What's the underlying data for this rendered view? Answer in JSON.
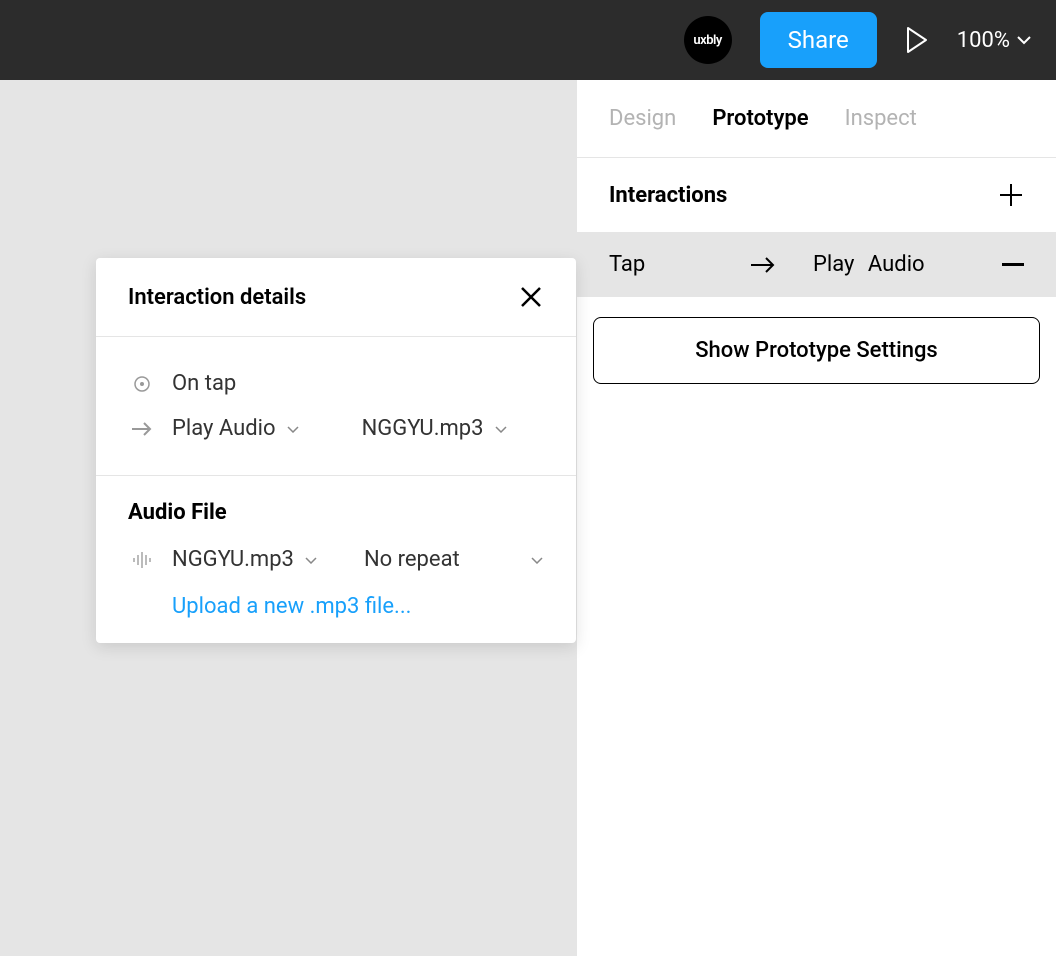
{
  "topbar": {
    "logo": "uxbly",
    "share_label": "Share",
    "zoom": "100%"
  },
  "tabs": {
    "design": "Design",
    "prototype": "Prototype",
    "inspect": "Inspect"
  },
  "interactions": {
    "title": "Interactions",
    "row": {
      "trigger": "Tap",
      "action1": "Play",
      "action2": "Audio"
    },
    "show_settings": "Show Prototype Settings"
  },
  "popup": {
    "title": "Interaction details",
    "trigger": "On tap",
    "action": "Play Audio",
    "audio_name": "NGGYU.mp3",
    "section_title": "Audio File",
    "file_name": "NGGYU.mp3",
    "repeat": "No repeat",
    "upload": "Upload a new .mp3 file..."
  }
}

----

Task: Apart from the pictures, the entries above are to be repeated in full and exactly.

Response to the exercise:
What's the underlying data for this rendered view? Answer in JSON.
{
  "topbar": {
    "logo": "uxbly",
    "share_label": "Share",
    "zoom": "100%"
  },
  "tabs": {
    "design": "Design",
    "prototype": "Prototype",
    "inspect": "Inspect"
  },
  "interactions": {
    "title": "Interactions",
    "row": {
      "trigger": "Tap",
      "action1": "Play",
      "action2": "Audio"
    },
    "show_settings": "Show Prototype Settings"
  },
  "popup": {
    "title": "Interaction details",
    "trigger": "On tap",
    "action": "Play Audio",
    "audio_name": "NGGYU.mp3",
    "section_title": "Audio File",
    "file_name": "NGGYU.mp3",
    "repeat": "No repeat",
    "upload": "Upload a new .mp3 file..."
  }
}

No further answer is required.